* _PROBLEM DESCRIPTION_
Begin at the line below that contains "Output a JSON". Repeat it and all remaining lines of the records exactly.

* _RECORDS PROVIDED_
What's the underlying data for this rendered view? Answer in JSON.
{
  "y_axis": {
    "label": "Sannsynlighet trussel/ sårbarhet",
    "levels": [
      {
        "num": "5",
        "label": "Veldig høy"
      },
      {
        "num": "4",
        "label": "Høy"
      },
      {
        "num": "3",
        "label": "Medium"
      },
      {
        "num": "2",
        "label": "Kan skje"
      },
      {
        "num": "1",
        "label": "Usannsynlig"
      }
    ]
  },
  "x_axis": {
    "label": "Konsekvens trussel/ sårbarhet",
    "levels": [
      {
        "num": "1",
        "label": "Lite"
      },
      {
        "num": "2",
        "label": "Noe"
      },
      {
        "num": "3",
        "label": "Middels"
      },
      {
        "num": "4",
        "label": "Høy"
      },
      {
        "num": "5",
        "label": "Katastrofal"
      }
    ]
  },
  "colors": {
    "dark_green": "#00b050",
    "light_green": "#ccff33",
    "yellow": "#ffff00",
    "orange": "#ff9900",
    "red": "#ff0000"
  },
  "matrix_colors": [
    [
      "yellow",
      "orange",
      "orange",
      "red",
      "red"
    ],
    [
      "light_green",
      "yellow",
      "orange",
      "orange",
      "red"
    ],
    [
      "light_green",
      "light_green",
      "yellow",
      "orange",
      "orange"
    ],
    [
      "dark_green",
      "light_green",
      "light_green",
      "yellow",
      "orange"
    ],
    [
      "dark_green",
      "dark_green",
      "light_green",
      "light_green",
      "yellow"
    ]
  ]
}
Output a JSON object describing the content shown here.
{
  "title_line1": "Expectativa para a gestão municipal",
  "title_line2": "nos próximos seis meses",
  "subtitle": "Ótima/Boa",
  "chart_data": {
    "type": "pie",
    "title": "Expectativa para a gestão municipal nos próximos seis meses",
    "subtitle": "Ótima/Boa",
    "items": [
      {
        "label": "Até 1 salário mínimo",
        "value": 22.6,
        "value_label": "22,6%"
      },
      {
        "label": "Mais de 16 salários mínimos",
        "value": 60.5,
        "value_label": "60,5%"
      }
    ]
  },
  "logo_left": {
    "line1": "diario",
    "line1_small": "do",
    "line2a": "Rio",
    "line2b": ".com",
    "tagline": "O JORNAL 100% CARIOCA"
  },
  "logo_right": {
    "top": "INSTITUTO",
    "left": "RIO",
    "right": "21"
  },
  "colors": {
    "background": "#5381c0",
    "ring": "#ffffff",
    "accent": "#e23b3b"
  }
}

* _WRITTEN ANSWER_
Output a JSON object describing the content shown here.
{
  "title_line1": "Expectativa para a gestão municipal",
  "title_line2": "nos próximos seis meses",
  "subtitle": "Ótima/Boa",
  "chart_data": {
    "type": "pie",
    "title": "Expectativa para a gestão municipal nos próximos seis meses",
    "subtitle": "Ótima/Boa",
    "items": [
      {
        "label": "Até 1 salário mínimo",
        "value": 22.6,
        "value_label": "22,6%"
      },
      {
        "label": "Mais de 16 salários mínimos",
        "value": 60.5,
        "value_label": "60,5%"
      }
    ]
  },
  "logo_left": {
    "line1": "diario",
    "line1_small": "do",
    "line2a": "Rio",
    "line2b": ".com",
    "tagline": "O JORNAL 100% CARIOCA"
  },
  "logo_right": {
    "top": "INSTITUTO",
    "left": "RIO",
    "right": "21"
  },
  "colors": {
    "background": "#5381c0",
    "ring": "#ffffff",
    "accent": "#e23b3b"
  }
}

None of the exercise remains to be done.